▶ [Supplied data]

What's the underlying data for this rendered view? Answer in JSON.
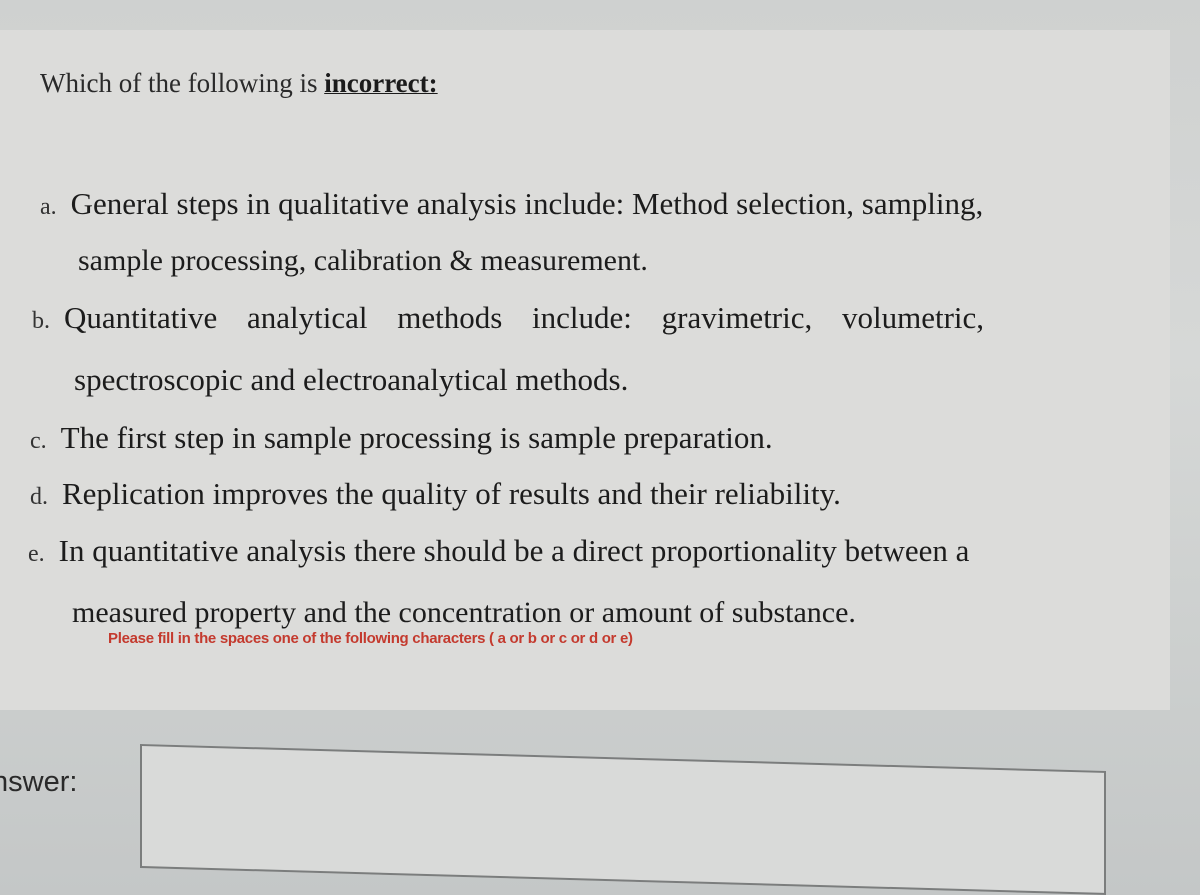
{
  "question": {
    "prefix": "Which of the following is ",
    "emphasis": "incorrect:"
  },
  "options": [
    {
      "letter": "a.",
      "line1": "General steps in qualitative analysis include: Method selection, sampling,",
      "line2": "sample processing, calibration & measurement."
    },
    {
      "letter": "b.",
      "line1": "Quantitative analytical methods include: gravimetric, volumetric,",
      "line2": "spectroscopic and electroanalytical methods."
    },
    {
      "letter": "c.",
      "line1": "The first step in sample processing is sample preparation."
    },
    {
      "letter": "d.",
      "line1": "Replication improves the quality of results and their reliability."
    },
    {
      "letter": "e.",
      "line1": "In quantitative analysis there should be a direct proportionality between a",
      "line2": "measured property and the concentration or amount of substance."
    }
  ],
  "instruction": "Please fill in the spaces one of the following characters ( a or b or c or d or e)",
  "answer": {
    "label": "nswer:",
    "value": "",
    "placeholder": ""
  },
  "colors": {
    "instruction": "#c43a2e"
  }
}
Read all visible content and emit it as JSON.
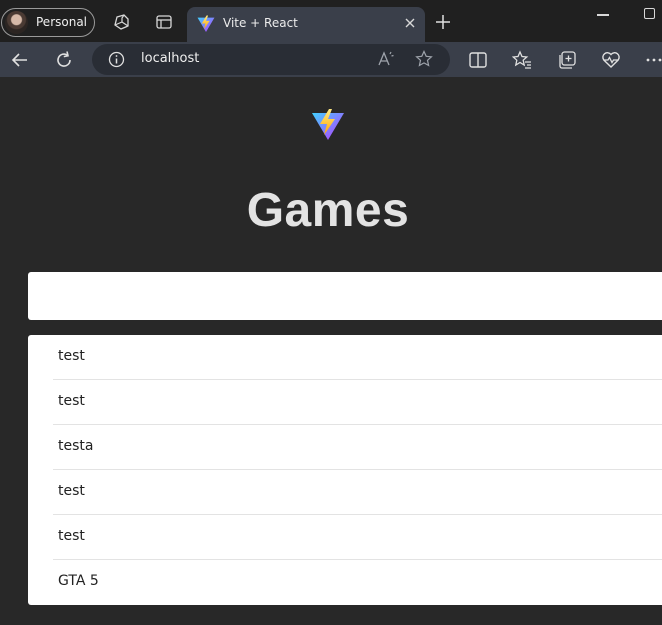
{
  "browser": {
    "profile_label": "Personal",
    "tab_title": "Vite + React",
    "address": "localhost",
    "icons": [
      "avatar",
      "workspaces-icon",
      "tab-actions-icon",
      "vite-favicon-icon",
      "close-icon",
      "new-tab-icon",
      "minimize-icon",
      "maximize-icon",
      "back-icon",
      "refresh-icon",
      "info-icon",
      "read-aloud-icon",
      "favorite-star-icon",
      "split-screen-icon",
      "favorites-icon",
      "collections-icon",
      "browser-essentials-icon",
      "more-icon"
    ]
  },
  "page": {
    "heading": "Games",
    "search_value": "",
    "games": [
      "test",
      "test",
      "testa",
      "test",
      "test",
      "GTA 5"
    ]
  },
  "colors": {
    "page_bg": "#282828",
    "chrome_tab": "#3a3f4a",
    "titlebar": "#202020",
    "card": "#ffffff"
  }
}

▶ [Your goal]
Reproduce the material word for word, minus the images.

▶ [Written answer]
What's the underlying data for this rendered view? Answer in JSON.
{
  "question": {
    "prefix": "Which of the following is ",
    "emphasis": "incorrect:"
  },
  "options": [
    {
      "letter": "a.",
      "line1": "General steps in qualitative analysis include: Method selection, sampling,",
      "line2": "sample processing, calibration & measurement."
    },
    {
      "letter": "b.",
      "line1": "Quantitative analytical methods include: gravimetric, volumetric,",
      "line2": "spectroscopic and electroanalytical methods."
    },
    {
      "letter": "c.",
      "line1": "The first step in sample processing is sample preparation."
    },
    {
      "letter": "d.",
      "line1": "Replication improves the quality of results and their reliability."
    },
    {
      "letter": "e.",
      "line1": "In quantitative analysis there should be a direct proportionality between a",
      "line2": "measured property and the concentration or amount of substance."
    }
  ],
  "instruction": "Please fill in the spaces one of the following characters ( a or b or c or d or e)",
  "answer": {
    "label": "nswer:",
    "value": "",
    "placeholder": ""
  },
  "colors": {
    "instruction": "#c43a2e"
  }
}
Read all visible content and emit it as JSON.
{
  "browser": {
    "profile_label": "Personal",
    "tab_title": "Vite + React",
    "address": "localhost",
    "icons": [
      "avatar",
      "workspaces-icon",
      "tab-actions-icon",
      "vite-favicon-icon",
      "close-icon",
      "new-tab-icon",
      "minimize-icon",
      "maximize-icon",
      "back-icon",
      "refresh-icon",
      "info-icon",
      "read-aloud-icon",
      "favorite-star-icon",
      "split-screen-icon",
      "favorites-icon",
      "collections-icon",
      "browser-essentials-icon",
      "more-icon"
    ]
  },
  "page": {
    "heading": "Games",
    "search_value": "",
    "games": [
      "test",
      "test",
      "testa",
      "test",
      "test",
      "GTA 5"
    ]
  },
  "colors": {
    "page_bg": "#282828",
    "chrome_tab": "#3a3f4a",
    "titlebar": "#202020",
    "card": "#ffffff"
  }
}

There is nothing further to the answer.